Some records
[Begin]
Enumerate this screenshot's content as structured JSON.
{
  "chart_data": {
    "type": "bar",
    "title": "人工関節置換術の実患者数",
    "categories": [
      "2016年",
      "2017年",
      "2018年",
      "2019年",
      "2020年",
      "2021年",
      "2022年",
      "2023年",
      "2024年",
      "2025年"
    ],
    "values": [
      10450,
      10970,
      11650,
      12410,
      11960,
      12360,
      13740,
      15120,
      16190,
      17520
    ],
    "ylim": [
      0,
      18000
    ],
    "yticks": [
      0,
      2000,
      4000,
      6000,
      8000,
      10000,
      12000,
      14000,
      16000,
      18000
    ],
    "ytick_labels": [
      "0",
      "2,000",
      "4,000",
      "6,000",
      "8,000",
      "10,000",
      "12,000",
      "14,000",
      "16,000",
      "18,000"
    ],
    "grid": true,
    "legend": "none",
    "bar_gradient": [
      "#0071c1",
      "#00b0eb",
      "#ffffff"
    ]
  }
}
[End]
Please repeat the material above, word for word and in full.

Enumerate this screenshot's content as structured JSON.
{
  "chart_data": {
    "type": "bar",
    "title": "人工関節置換術の実患者数",
    "categories": [
      "2016年",
      "2017年",
      "2018年",
      "2019年",
      "2020年",
      "2021年",
      "2022年",
      "2023年",
      "2024年",
      "2025年"
    ],
    "values": [
      10450,
      10970,
      11650,
      12410,
      11960,
      12360,
      13740,
      15120,
      16190,
      17520
    ],
    "ylim": [
      0,
      18000
    ],
    "yticks": [
      0,
      2000,
      4000,
      6000,
      8000,
      10000,
      12000,
      14000,
      16000,
      18000
    ],
    "ytick_labels": [
      "0",
      "2,000",
      "4,000",
      "6,000",
      "8,000",
      "10,000",
      "12,000",
      "14,000",
      "16,000",
      "18,000"
    ],
    "grid": true,
    "legend": "none",
    "bar_gradient": [
      "#0071c1",
      "#00b0eb",
      "#ffffff"
    ]
  }
}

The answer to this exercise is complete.